▸ **Dataset items**
[start]
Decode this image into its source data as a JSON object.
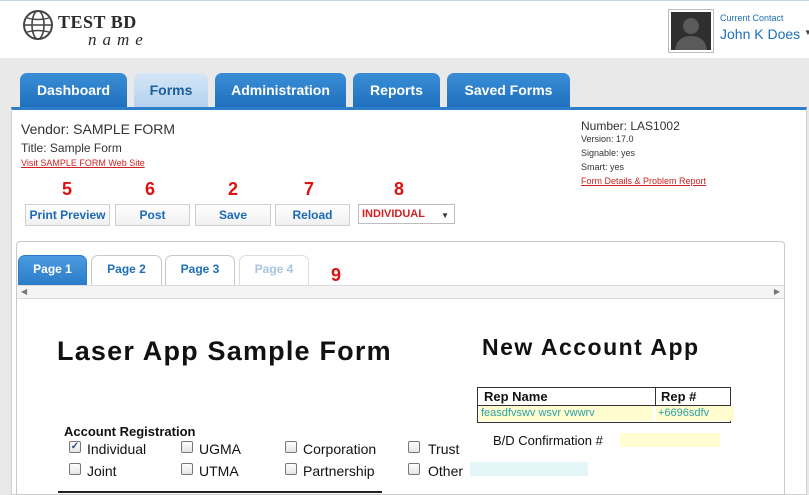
{
  "header": {
    "logo_line1": "TEST BD",
    "logo_line2": "name",
    "contact_label": "Current Contact",
    "contact_name": "John K Does"
  },
  "nav": {
    "tabs": [
      {
        "label": "Dashboard",
        "active": false
      },
      {
        "label": "Forms",
        "active": true
      },
      {
        "label": "Administration",
        "active": false
      },
      {
        "label": "Reports",
        "active": false
      },
      {
        "label": "Saved Forms",
        "active": false
      }
    ]
  },
  "form_info": {
    "vendor_label": "Vendor:",
    "vendor": "SAMPLE FORM",
    "title_label": "Title:",
    "title": "Sample Form",
    "visit_link": "Visit SAMPLE FORM Web Site",
    "number_label": "Number:",
    "number": "LAS1002",
    "version_label": "Version:",
    "version": "17.0",
    "signable_label": "Signable:",
    "signable": "yes",
    "smart_label": "Smart:",
    "smart": "yes",
    "details_link": "Form Details & Problem Report"
  },
  "toolbar": {
    "step_labels": [
      "5",
      "6",
      "2",
      "7",
      "8"
    ],
    "print_preview": "Print Preview",
    "post": "Post",
    "save": "Save",
    "reload": "Reload",
    "mode_selected": "INDIVIDUAL"
  },
  "pages": {
    "tabs": [
      {
        "label": "Page 1",
        "state": "active"
      },
      {
        "label": "Page 2",
        "state": "normal"
      },
      {
        "label": "Page 3",
        "state": "normal"
      },
      {
        "label": "Page 4",
        "state": "disabled"
      }
    ],
    "step_label": "9"
  },
  "form": {
    "title": "Laser App Sample Form",
    "subtitle": "New Account App",
    "rep_name_header": "Rep Name",
    "rep_num_header": "Rep #",
    "rep_name_value": "feasdfvswv wsvr vwwrv",
    "rep_num_value": "+6696sdfv",
    "bd_confirmation_label": "B/D Confirmation #",
    "bd_confirmation_value": "",
    "account_registration_label": "Account Registration",
    "options": [
      {
        "label": "Individual",
        "checked": true
      },
      {
        "label": "Joint",
        "checked": false
      },
      {
        "label": "UGMA",
        "checked": false
      },
      {
        "label": "UTMA",
        "checked": false
      },
      {
        "label": "Corporation",
        "checked": false
      },
      {
        "label": "Partnership",
        "checked": false
      },
      {
        "label": "Trust",
        "checked": false
      },
      {
        "label": "Other",
        "checked": false
      }
    ],
    "other_value": ""
  },
  "icons": {
    "logo": "globe-icon",
    "avatar": "user-silhouette-icon",
    "contact_menu": "caret-down-icon",
    "mode_select": "caret-down-icon",
    "scroll_left": "arrow-left-icon",
    "scroll_right": "arrow-right-icon",
    "checkmark": "check-icon"
  },
  "colors": {
    "nav_blue": "#1f6fbd",
    "nav_active": "#b4d1ee",
    "link_red": "#cc2222",
    "step_red": "#dd1111",
    "field_yellow": "#fffdd0",
    "field_text": "#2aa0a8"
  }
}
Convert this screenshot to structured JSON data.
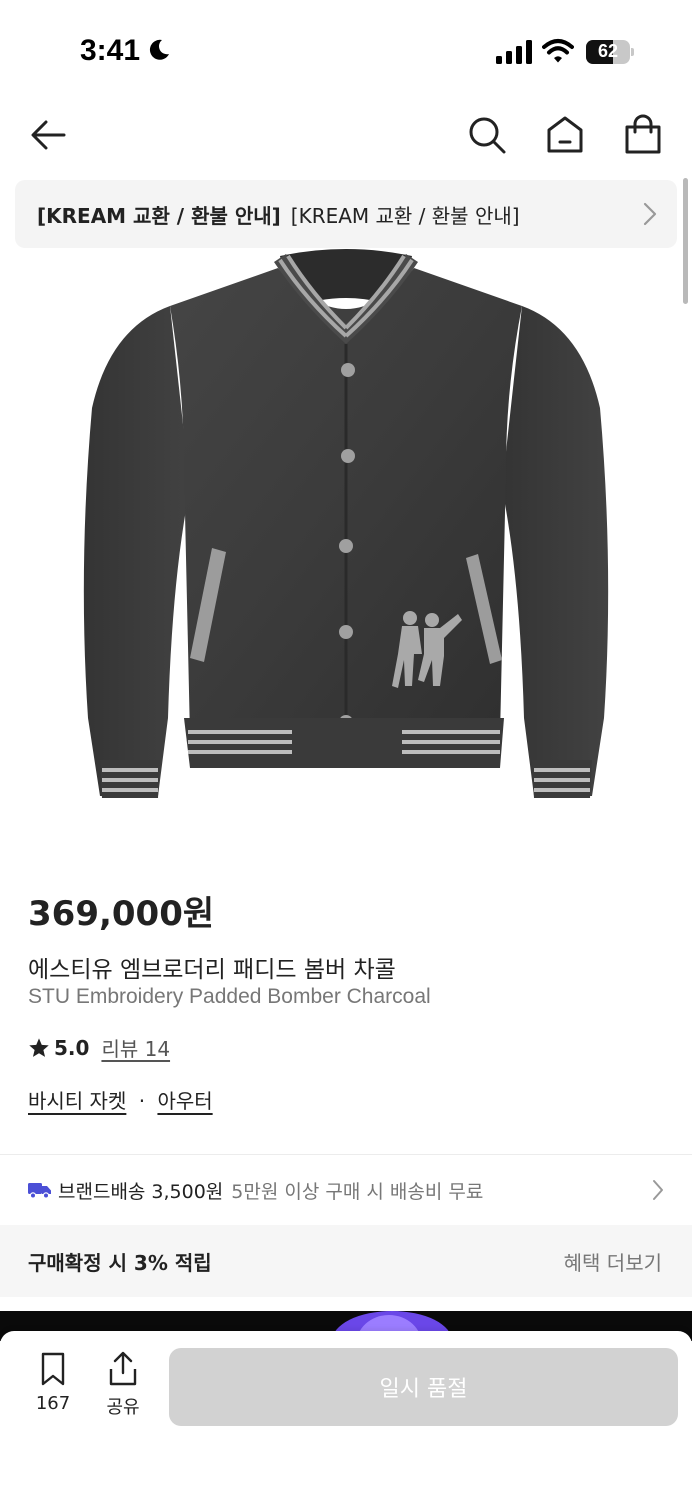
{
  "status_bar": {
    "time": "3:41",
    "battery_level": "62",
    "icons": [
      "moon-icon",
      "cellular-signal-icon",
      "wifi-icon",
      "battery-icon"
    ]
  },
  "nav": {
    "icons": [
      "back-arrow-icon",
      "search-icon",
      "home-icon",
      "shopping-bag-icon"
    ]
  },
  "notice": {
    "bold_text": "[KREAM 교환 / 환불 안내]",
    "text": "[KREAM 교환 / 환불 안내]"
  },
  "product": {
    "image_subject": "charcoal wool varsity bomber jacket with striped rib collar and cuffs",
    "price": "369,000원",
    "name_ko": "에스티유 엠브로더리 패디드 봄버 차콜",
    "name_en": "STU Embroidery Padded Bomber Charcoal",
    "rating": "5.0",
    "review_label": "리뷰 14",
    "category_primary": "바시티 자켓",
    "category_separator": "·",
    "category_secondary": "아우터"
  },
  "shipping": {
    "label": "브랜드배송",
    "price": "3,500원",
    "description": "5만원 이상 구매 시 배송비 무료"
  },
  "benefit": {
    "text": "구매확정 시 3% 적립",
    "more_label": "혜택 더보기"
  },
  "bottom_bar": {
    "bookmark_count": "167",
    "share_label": "공유",
    "soldout_label": "일시 품절"
  },
  "colors": {
    "text_primary": "#222222",
    "text_secondary": "#777777",
    "disabled_button": "#d2d2d2",
    "truck_icon": "#4b4fd6",
    "panel_background": "#f4f4f4"
  }
}
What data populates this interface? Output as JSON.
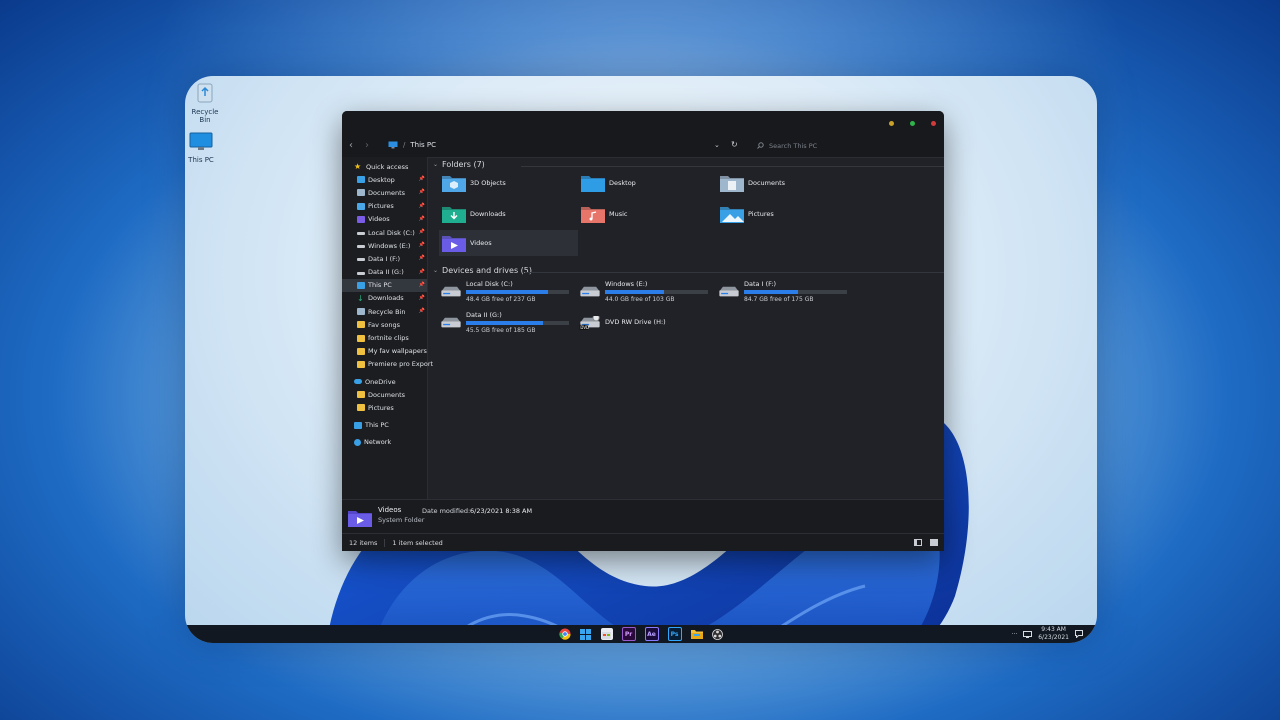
{
  "desktop": {
    "icons": [
      {
        "label": "Recycle Bin",
        "icon": "recycle-bin-icon"
      },
      {
        "label": "This PC",
        "icon": "monitor-icon"
      }
    ]
  },
  "explorer": {
    "breadcrumb": {
      "separator": "/",
      "location": "This PC"
    },
    "search_placeholder": "Search This PC",
    "window_controls": {
      "colors": [
        "#c9a227",
        "#2fb34a",
        "#d33a3a"
      ]
    },
    "sidebar": {
      "items": [
        {
          "label": "Quick access",
          "icon": "star-icon",
          "color": "#f3c11b",
          "pinned": false,
          "top": true
        },
        {
          "label": "Desktop",
          "icon": "desktop-folder-icon",
          "color": "#3aa0e6",
          "pinned": true
        },
        {
          "label": "Documents",
          "icon": "documents-folder-icon",
          "color": "#9fb7cc",
          "pinned": true
        },
        {
          "label": "Pictures",
          "icon": "pictures-folder-icon",
          "color": "#4aa8e8",
          "pinned": true
        },
        {
          "label": "Videos",
          "icon": "videos-folder-icon",
          "color": "#7a5ce6",
          "pinned": true
        },
        {
          "label": "Local Disk (C:)",
          "icon": "drive-icon",
          "color": "#c9ccd2",
          "pinned": true
        },
        {
          "label": "Windows (E:)",
          "icon": "drive-icon",
          "color": "#c9ccd2",
          "pinned": true
        },
        {
          "label": "Data I (F:)",
          "icon": "drive-icon",
          "color": "#c9ccd2",
          "pinned": true
        },
        {
          "label": "Data II (G:)",
          "icon": "drive-icon",
          "color": "#c9ccd2",
          "pinned": true
        },
        {
          "label": "This PC",
          "icon": "monitor-icon",
          "color": "#3aa0e6",
          "pinned": true,
          "selected": true
        },
        {
          "label": "Downloads",
          "icon": "download-icon",
          "color": "#27b07a",
          "pinned": true
        },
        {
          "label": "Recycle Bin",
          "icon": "recycle-bin-icon",
          "color": "#9fb7cc",
          "pinned": true
        },
        {
          "label": "Fav songs",
          "icon": "folder-icon",
          "color": "#f0c040",
          "pinned": false
        },
        {
          "label": "fortnite clips",
          "icon": "folder-icon",
          "color": "#f0c040",
          "pinned": false
        },
        {
          "label": "My fav wallpapers",
          "icon": "folder-icon",
          "color": "#f0c040",
          "pinned": false
        },
        {
          "label": "Premiere pro Export",
          "icon": "folder-icon",
          "color": "#f0c040",
          "pinned": false
        },
        {
          "label": "",
          "spacer": true
        },
        {
          "label": "OneDrive",
          "icon": "cloud-icon",
          "color": "#3aa0e6",
          "pinned": false,
          "top": true
        },
        {
          "label": "Documents",
          "icon": "folder-icon",
          "color": "#f0c040",
          "pinned": false
        },
        {
          "label": "Pictures",
          "icon": "folder-icon",
          "color": "#f0c040",
          "pinned": false
        },
        {
          "label": "",
          "spacer": true
        },
        {
          "label": "This PC",
          "icon": "monitor-icon",
          "color": "#3aa0e6",
          "pinned": false,
          "top": true
        },
        {
          "label": "",
          "spacer": true
        },
        {
          "label": "Network",
          "icon": "network-icon",
          "color": "#3aa0e6",
          "pinned": false,
          "top": true
        }
      ]
    },
    "folders_header": "Folders (7)",
    "folders": [
      {
        "label": "3D Objects",
        "icon": "3d-objects-folder-icon",
        "color": "#4fa7e8"
      },
      {
        "label": "Desktop",
        "icon": "desktop-folder-icon",
        "color": "#2f9de6"
      },
      {
        "label": "Documents",
        "icon": "documents-folder-icon",
        "color": "#9fb7cc"
      },
      {
        "label": "Downloads",
        "icon": "downloads-folder-icon",
        "color": "#1fae8f"
      },
      {
        "label": "Music",
        "icon": "music-folder-icon",
        "color": "#e8756a"
      },
      {
        "label": "Pictures",
        "icon": "pictures-folder-icon",
        "color": "#3aa0e6"
      },
      {
        "label": "Videos",
        "icon": "videos-folder-icon",
        "color": "#6a5ce6",
        "selected": true
      }
    ],
    "drives_header": "Devices and drives (5)",
    "drives": [
      {
        "label": "Local Disk (C:)",
        "free": "48.4 GB free of 237 GB",
        "used_fraction": 0.8,
        "icon": "system-drive-icon"
      },
      {
        "label": "Windows (E:)",
        "free": "44.0 GB free of 103 GB",
        "used_fraction": 0.57,
        "icon": "drive-icon"
      },
      {
        "label": "Data I (F:)",
        "free": "84.7 GB free of 175 GB",
        "used_fraction": 0.52,
        "icon": "drive-icon"
      },
      {
        "label": "Data II (G:)",
        "free": "45.5 GB free of 185 GB",
        "used_fraction": 0.75,
        "icon": "drive-icon"
      },
      {
        "label": "DVD RW Drive (H:)",
        "free": "",
        "used_fraction": null,
        "icon": "dvd-drive-icon",
        "badge": "DVD"
      }
    ],
    "details": {
      "name": "Videos",
      "type": "System Folder",
      "date_label": "Date modified:",
      "date_value": "6/23/2021 8:38 AM"
    },
    "status": {
      "count": "12 items",
      "selected": "1 item selected"
    }
  },
  "taskbar": {
    "apps": [
      {
        "name": "chrome-icon",
        "label": ""
      },
      {
        "name": "start-icon",
        "label": ""
      },
      {
        "name": "store-icon",
        "label": ""
      },
      {
        "name": "premiere-icon",
        "label": "Pr"
      },
      {
        "name": "after-effects-icon",
        "label": "Ae"
      },
      {
        "name": "photoshop-icon",
        "label": "Ps"
      },
      {
        "name": "file-explorer-icon",
        "label": ""
      },
      {
        "name": "obs-icon",
        "label": ""
      }
    ],
    "tray": {
      "time": "9:43 AM",
      "date": "6/23/2021"
    }
  }
}
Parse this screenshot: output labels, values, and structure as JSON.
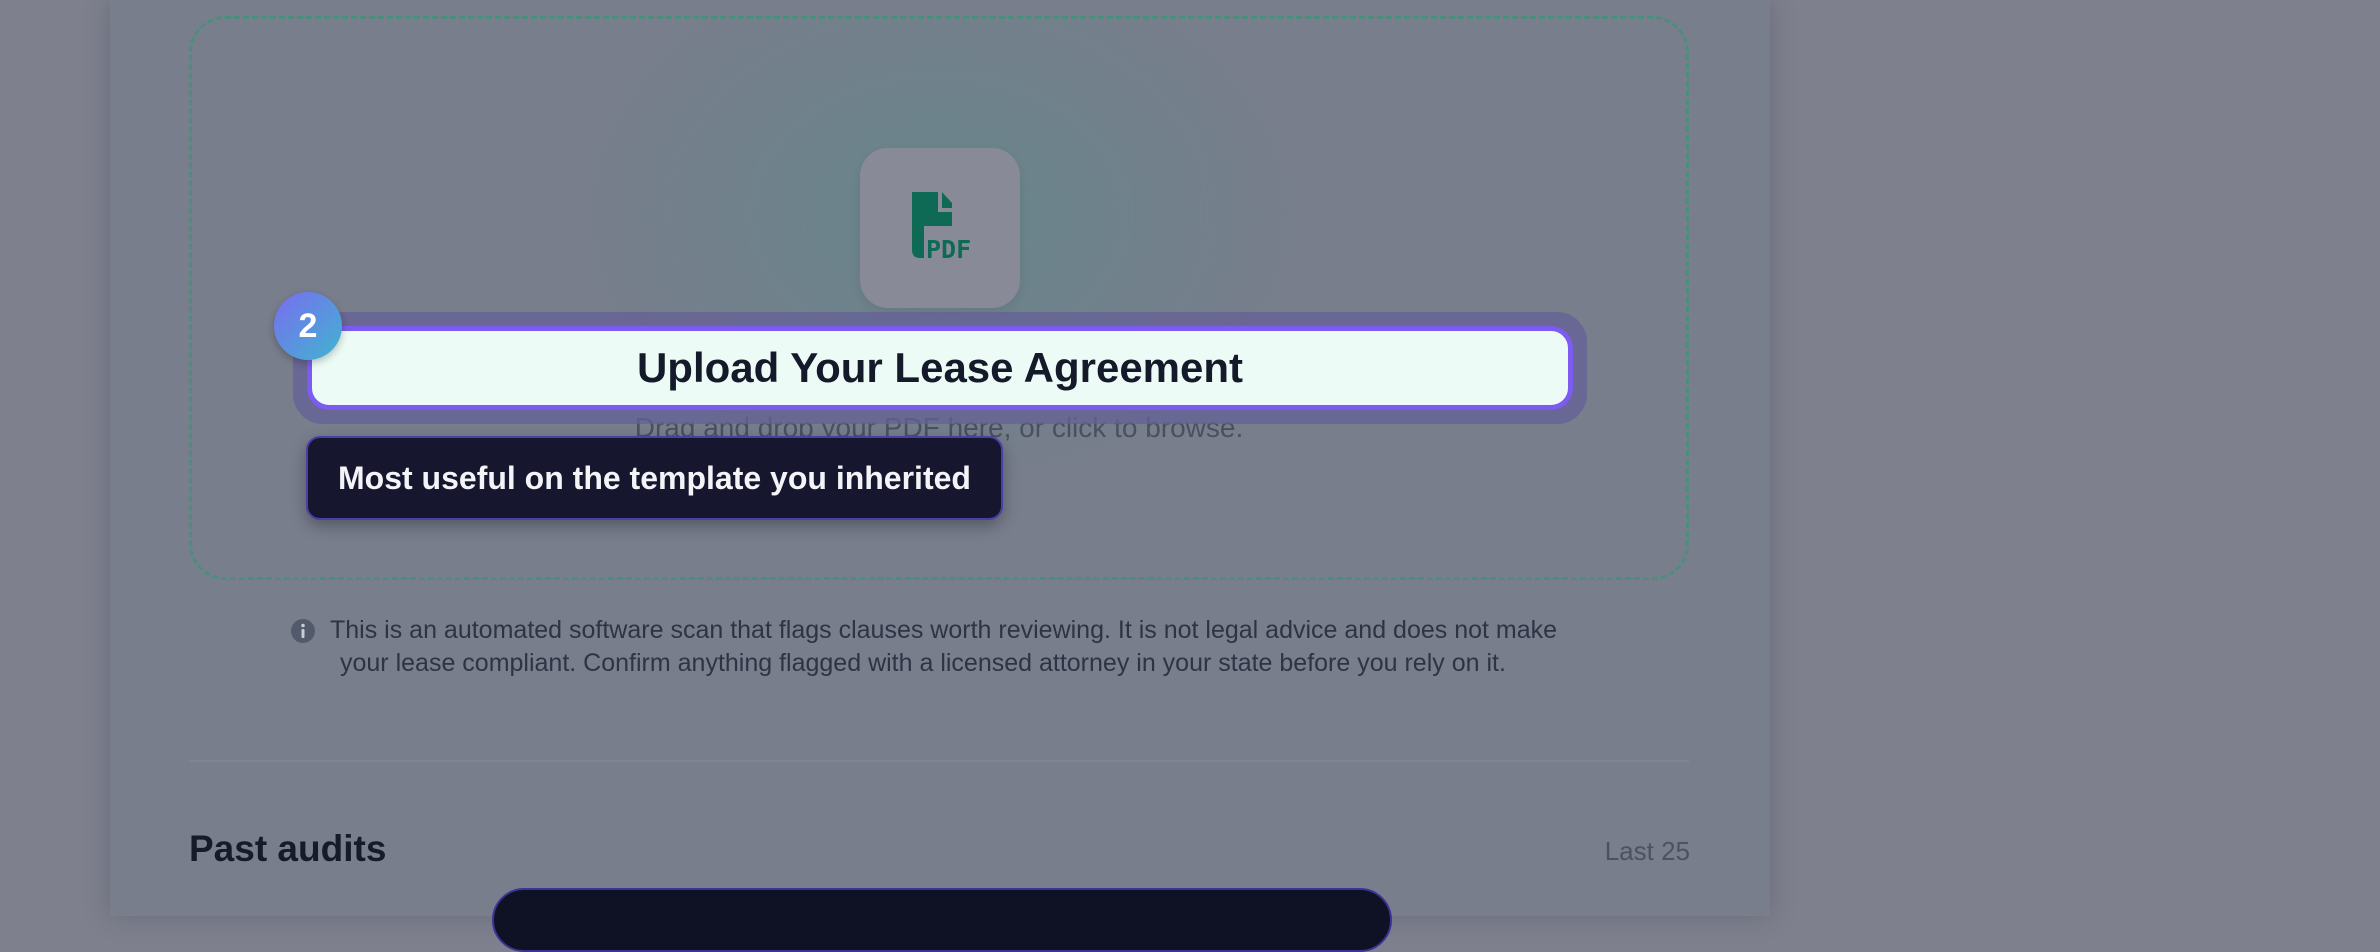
[end]
▸ **Challenge**
For the entries above, state how many lines contain the word "Account". Provide the number by itself.

▸ **Solution for this task**
2